Exercise goal> Scan the entries below and extract each line with the word "zinc" in it.

Excerpt from a dataset>
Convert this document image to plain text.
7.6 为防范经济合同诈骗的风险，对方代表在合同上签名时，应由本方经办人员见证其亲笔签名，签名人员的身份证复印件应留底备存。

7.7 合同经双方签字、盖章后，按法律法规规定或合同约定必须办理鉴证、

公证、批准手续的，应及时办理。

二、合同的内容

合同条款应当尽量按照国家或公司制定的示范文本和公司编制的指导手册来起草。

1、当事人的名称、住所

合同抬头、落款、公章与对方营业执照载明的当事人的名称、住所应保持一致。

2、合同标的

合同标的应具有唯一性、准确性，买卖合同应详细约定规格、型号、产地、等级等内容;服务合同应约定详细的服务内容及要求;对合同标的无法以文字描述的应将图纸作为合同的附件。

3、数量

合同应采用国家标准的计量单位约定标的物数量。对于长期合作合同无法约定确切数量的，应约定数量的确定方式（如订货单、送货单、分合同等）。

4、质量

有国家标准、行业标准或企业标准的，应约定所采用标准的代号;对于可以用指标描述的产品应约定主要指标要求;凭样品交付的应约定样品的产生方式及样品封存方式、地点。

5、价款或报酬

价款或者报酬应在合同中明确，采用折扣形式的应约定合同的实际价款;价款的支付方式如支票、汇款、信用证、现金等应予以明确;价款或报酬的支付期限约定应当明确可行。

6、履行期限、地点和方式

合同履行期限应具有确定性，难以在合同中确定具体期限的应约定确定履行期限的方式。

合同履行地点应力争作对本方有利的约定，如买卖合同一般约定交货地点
--
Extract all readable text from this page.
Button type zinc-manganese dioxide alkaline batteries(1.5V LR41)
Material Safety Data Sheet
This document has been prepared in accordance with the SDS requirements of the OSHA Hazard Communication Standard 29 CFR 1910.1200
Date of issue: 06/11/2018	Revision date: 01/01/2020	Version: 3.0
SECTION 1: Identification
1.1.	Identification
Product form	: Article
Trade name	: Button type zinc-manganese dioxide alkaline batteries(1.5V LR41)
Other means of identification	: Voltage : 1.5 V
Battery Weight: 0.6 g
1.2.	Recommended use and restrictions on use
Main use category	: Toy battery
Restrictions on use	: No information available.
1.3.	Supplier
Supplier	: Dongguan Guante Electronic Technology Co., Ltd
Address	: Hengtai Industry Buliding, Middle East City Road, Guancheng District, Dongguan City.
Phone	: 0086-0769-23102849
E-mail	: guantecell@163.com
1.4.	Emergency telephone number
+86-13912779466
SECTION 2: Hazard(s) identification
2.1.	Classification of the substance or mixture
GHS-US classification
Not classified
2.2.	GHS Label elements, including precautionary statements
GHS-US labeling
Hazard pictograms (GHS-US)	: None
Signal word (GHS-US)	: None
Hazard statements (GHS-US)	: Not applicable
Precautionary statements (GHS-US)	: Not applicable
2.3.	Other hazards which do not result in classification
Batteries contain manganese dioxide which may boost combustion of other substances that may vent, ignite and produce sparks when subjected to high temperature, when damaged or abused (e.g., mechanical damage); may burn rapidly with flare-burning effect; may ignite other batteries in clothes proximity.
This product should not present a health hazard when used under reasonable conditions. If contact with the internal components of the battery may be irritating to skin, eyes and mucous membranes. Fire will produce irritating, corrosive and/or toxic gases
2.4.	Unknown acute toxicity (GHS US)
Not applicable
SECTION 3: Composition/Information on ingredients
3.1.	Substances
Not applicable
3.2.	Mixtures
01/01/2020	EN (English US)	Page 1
--
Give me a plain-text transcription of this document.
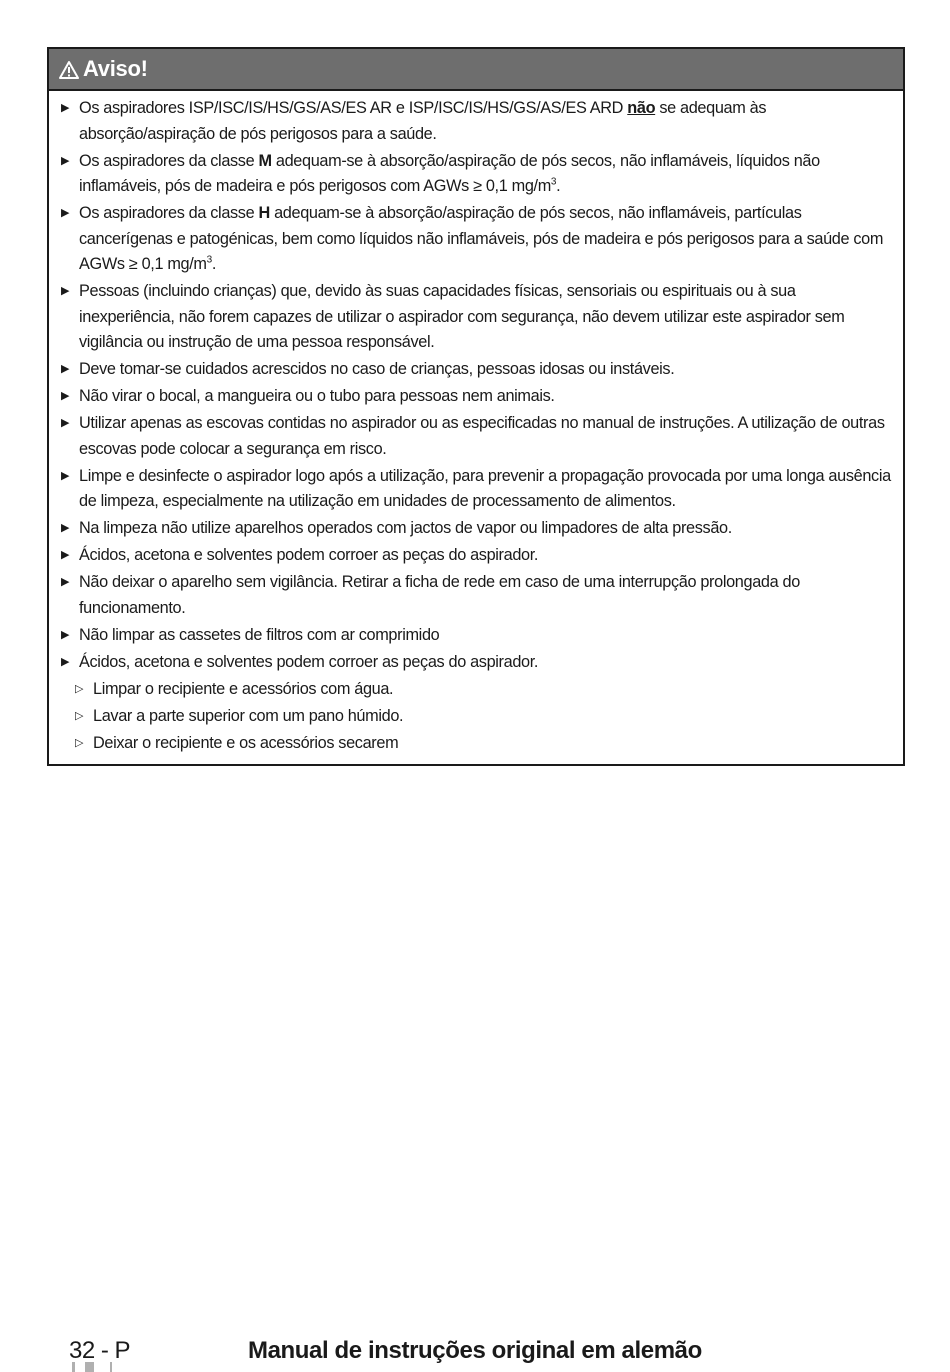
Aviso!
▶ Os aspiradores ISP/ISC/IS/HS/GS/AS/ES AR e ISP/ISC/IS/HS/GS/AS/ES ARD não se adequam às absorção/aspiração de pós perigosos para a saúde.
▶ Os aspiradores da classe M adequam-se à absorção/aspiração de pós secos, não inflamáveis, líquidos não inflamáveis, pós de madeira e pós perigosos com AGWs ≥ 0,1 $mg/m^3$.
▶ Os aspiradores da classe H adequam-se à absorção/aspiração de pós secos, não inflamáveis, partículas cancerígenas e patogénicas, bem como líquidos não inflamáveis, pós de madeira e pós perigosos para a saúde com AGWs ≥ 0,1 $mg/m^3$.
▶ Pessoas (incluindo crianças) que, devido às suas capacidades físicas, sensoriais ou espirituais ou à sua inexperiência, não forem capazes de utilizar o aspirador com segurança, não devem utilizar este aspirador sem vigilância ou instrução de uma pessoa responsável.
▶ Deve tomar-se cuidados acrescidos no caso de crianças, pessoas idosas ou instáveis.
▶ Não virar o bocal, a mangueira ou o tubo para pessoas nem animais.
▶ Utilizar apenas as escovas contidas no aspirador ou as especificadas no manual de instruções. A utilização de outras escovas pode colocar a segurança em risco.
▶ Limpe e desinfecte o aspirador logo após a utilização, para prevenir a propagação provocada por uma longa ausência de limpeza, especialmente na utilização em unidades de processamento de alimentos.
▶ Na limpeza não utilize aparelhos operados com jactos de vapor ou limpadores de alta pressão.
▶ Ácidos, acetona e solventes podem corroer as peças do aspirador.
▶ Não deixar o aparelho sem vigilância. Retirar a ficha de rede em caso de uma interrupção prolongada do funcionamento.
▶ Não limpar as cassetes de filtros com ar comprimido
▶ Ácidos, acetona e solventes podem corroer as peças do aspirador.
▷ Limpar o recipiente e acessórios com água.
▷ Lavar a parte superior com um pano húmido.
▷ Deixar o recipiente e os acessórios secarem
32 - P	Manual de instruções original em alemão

In response>
Button type zinc-manganese dioxide alkaline batteries(1.5V LR41)
Trade name	: Button type zinc-manganese dioxide alkaline batteries(1.5V LR41)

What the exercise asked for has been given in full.